■ OBJECTIVE ■
Output all lines exactly, with nothing added or dropped.

BEGIN

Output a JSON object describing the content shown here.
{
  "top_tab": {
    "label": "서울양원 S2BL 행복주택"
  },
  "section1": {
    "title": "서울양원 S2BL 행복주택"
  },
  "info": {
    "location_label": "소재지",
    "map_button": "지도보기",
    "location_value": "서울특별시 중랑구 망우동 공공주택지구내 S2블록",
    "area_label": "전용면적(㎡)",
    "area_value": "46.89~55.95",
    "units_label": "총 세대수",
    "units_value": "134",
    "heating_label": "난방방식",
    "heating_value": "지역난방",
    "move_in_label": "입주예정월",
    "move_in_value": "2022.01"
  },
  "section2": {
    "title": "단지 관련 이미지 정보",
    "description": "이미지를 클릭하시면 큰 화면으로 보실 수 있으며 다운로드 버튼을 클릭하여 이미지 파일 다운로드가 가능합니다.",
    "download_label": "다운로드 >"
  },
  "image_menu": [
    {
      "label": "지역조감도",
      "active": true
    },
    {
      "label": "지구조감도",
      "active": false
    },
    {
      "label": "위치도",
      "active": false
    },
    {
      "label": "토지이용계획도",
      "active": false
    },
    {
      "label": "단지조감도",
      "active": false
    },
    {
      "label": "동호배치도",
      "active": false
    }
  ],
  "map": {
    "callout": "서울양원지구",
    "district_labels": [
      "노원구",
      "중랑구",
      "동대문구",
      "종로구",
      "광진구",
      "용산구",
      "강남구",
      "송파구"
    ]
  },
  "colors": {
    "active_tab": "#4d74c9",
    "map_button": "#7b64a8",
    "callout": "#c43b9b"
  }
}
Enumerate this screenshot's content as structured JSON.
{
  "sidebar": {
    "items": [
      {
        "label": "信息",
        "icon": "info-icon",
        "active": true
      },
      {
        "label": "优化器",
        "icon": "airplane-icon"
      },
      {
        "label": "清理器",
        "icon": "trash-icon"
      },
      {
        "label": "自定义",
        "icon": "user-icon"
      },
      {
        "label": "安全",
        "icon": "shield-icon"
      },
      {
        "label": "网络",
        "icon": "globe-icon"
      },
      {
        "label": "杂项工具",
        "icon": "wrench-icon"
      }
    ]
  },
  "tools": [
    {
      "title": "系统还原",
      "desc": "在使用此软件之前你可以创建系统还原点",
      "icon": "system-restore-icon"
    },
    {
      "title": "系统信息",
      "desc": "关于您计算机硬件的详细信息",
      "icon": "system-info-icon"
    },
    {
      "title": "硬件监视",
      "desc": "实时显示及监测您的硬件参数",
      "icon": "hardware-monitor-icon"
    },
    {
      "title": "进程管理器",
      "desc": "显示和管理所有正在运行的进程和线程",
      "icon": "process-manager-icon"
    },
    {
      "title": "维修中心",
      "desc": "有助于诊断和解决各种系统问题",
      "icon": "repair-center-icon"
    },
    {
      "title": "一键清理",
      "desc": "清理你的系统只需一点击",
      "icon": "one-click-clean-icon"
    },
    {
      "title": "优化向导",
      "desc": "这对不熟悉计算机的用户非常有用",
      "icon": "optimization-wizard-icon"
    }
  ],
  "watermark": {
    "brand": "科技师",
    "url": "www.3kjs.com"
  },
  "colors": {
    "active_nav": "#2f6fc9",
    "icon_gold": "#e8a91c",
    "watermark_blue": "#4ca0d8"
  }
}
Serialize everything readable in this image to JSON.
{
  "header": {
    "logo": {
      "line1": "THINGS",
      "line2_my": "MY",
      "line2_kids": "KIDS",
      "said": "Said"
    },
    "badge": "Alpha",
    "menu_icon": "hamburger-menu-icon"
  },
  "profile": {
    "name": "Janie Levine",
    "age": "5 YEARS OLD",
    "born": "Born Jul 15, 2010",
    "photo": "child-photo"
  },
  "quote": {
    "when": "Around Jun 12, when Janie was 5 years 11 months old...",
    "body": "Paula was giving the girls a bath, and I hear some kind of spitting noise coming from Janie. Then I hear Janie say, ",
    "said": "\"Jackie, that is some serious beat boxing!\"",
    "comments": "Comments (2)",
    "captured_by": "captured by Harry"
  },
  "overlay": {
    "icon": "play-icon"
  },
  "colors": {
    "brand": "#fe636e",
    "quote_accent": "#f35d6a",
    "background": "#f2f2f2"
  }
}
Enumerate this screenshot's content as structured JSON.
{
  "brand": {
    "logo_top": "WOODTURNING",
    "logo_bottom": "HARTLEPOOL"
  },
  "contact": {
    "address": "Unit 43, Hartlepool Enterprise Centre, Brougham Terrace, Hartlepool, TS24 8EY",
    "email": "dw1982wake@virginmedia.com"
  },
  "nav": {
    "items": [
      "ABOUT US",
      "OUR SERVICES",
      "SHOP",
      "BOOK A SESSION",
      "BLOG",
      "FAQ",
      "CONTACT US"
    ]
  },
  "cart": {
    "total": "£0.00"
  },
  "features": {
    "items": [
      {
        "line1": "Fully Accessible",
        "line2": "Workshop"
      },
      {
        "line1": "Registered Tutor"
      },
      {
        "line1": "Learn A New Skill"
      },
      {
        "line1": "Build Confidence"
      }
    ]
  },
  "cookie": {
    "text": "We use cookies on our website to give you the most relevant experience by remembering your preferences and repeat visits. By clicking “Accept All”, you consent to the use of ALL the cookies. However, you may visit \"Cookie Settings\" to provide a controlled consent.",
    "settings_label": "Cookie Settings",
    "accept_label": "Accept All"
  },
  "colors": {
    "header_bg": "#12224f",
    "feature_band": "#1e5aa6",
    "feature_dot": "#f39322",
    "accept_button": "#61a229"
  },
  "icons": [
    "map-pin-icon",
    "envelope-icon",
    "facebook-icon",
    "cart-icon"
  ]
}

END

■ RESULT FOR THIS EXERCISE ■
Output a JSON object describing the content shown here.
{
  "top_tab": {
    "label": "서울양원 S2BL 행복주택"
  },
  "section1": {
    "title": "서울양원 S2BL 행복주택"
  },
  "info": {
    "location_label": "소재지",
    "map_button": "지도보기",
    "location_value": "서울특별시 중랑구 망우동 공공주택지구내 S2블록",
    "area_label": "전용면적(㎡)",
    "area_value": "46.89~55.95",
    "units_label": "총 세대수",
    "units_value": "134",
    "heating_label": "난방방식",
    "heating_value": "지역난방",
    "move_in_label": "입주예정월",
    "move_in_value": "2022.01"
  },
  "section2": {
    "title": "단지 관련 이미지 정보",
    "description": "이미지를 클릭하시면 큰 화면으로 보실 수 있으며 다운로드 버튼을 클릭하여 이미지 파일 다운로드가 가능합니다.",
    "download_label": "다운로드 >"
  },
  "image_menu": [
    {
      "label": "지역조감도",
      "active": true
    },
    {
      "label": "지구조감도",
      "active": false
    },
    {
      "label": "위치도",
      "active": false
    },
    {
      "label": "토지이용계획도",
      "active": false
    },
    {
      "label": "단지조감도",
      "active": false
    },
    {
      "label": "동호배치도",
      "active": false
    }
  ],
  "map": {
    "callout": "서울양원지구",
    "district_labels": [
      "노원구",
      "중랑구",
      "동대문구",
      "종로구",
      "광진구",
      "용산구",
      "강남구",
      "송파구"
    ]
  },
  "colors": {
    "active_tab": "#4d74c9",
    "map_button": "#7b64a8",
    "callout": "#c43b9b"
  }
}
Enumerate this screenshot's content as structured JSON.
{
  "sidebar": {
    "items": [
      {
        "label": "信息",
        "icon": "info-icon",
        "active": true
      },
      {
        "label": "优化器",
        "icon": "airplane-icon"
      },
      {
        "label": "清理器",
        "icon": "trash-icon"
      },
      {
        "label": "自定义",
        "icon": "user-icon"
      },
      {
        "label": "安全",
        "icon": "shield-icon"
      },
      {
        "label": "网络",
        "icon": "globe-icon"
      },
      {
        "label": "杂项工具",
        "icon": "wrench-icon"
      }
    ]
  },
  "tools": [
    {
      "title": "系统还原",
      "desc": "在使用此软件之前你可以创建系统还原点",
      "icon": "system-restore-icon"
    },
    {
      "title": "系统信息",
      "desc": "关于您计算机硬件的详细信息",
      "icon": "system-info-icon"
    },
    {
      "title": "硬件监视",
      "desc": "实时显示及监测您的硬件参数",
      "icon": "hardware-monitor-icon"
    },
    {
      "title": "进程管理器",
      "desc": "显示和管理所有正在运行的进程和线程",
      "icon": "process-manager-icon"
    },
    {
      "title": "维修中心",
      "desc": "有助于诊断和解决各种系统问题",
      "icon": "repair-center-icon"
    },
    {
      "title": "一键清理",
      "desc": "清理你的系统只需一点击",
      "icon": "one-click-clean-icon"
    },
    {
      "title": "优化向导",
      "desc": "这对不熟悉计算机的用户非常有用",
      "icon": "optimization-wizard-icon"
    }
  ],
  "watermark": {
    "brand": "科技师",
    "url": "www.3kjs.com"
  },
  "colors": {
    "active_nav": "#2f6fc9",
    "icon_gold": "#e8a91c",
    "watermark_blue": "#4ca0d8"
  }
}
Serialize everything readable in this image to JSON.
{
  "header": {
    "logo": {
      "line1": "THINGS",
      "line2_my": "MY",
      "line2_kids": "KIDS",
      "said": "Said"
    },
    "badge": "Alpha",
    "menu_icon": "hamburger-menu-icon"
  },
  "profile": {
    "name": "Janie Levine",
    "age": "5 YEARS OLD",
    "born": "Born Jul 15, 2010",
    "photo": "child-photo"
  },
  "quote": {
    "when": "Around Jun 12, when Janie was 5 years 11 months old...",
    "body": "Paula was giving the girls a bath, and I hear some kind of spitting noise coming from Janie. Then I hear Janie say, ",
    "said": "\"Jackie, that is some serious beat boxing!\"",
    "comments": "Comments (2)",
    "captured_by": "captured by Harry"
  },
  "overlay": {
    "icon": "play-icon"
  },
  "colors": {
    "brand": "#fe636e",
    "quote_accent": "#f35d6a",
    "background": "#f2f2f2"
  }
}
Enumerate this screenshot's content as structured JSON.
{
  "brand": {
    "logo_top": "WOODTURNING",
    "logo_bottom": "HARTLEPOOL"
  },
  "contact": {
    "address": "Unit 43, Hartlepool Enterprise Centre, Brougham Terrace, Hartlepool, TS24 8EY",
    "email": "dw1982wake@virginmedia.com"
  },
  "nav": {
    "items": [
      "ABOUT US",
      "OUR SERVICES",
      "SHOP",
      "BOOK A SESSION",
      "BLOG",
      "FAQ",
      "CONTACT US"
    ]
  },
  "cart": {
    "total": "£0.00"
  },
  "features": {
    "items": [
      {
        "line1": "Fully Accessible",
        "line2": "Workshop"
      },
      {
        "line1": "Registered Tutor"
      },
      {
        "line1": "Learn A New Skill"
      },
      {
        "line1": "Build Confidence"
      }
    ]
  },
  "cookie": {
    "text": "We use cookies on our website to give you the most relevant experience by remembering your preferences and repeat visits. By clicking “Accept All”, you consent to the use of ALL the cookies. However, you may visit \"Cookie Settings\" to provide a controlled consent.",
    "settings_label": "Cookie Settings",
    "accept_label": "Accept All"
  },
  "colors": {
    "header_bg": "#12224f",
    "feature_band": "#1e5aa6",
    "feature_dot": "#f39322",
    "accept_button": "#61a229"
  },
  "icons": [
    "map-pin-icon",
    "envelope-icon",
    "facebook-icon",
    "cart-icon"
  ]
}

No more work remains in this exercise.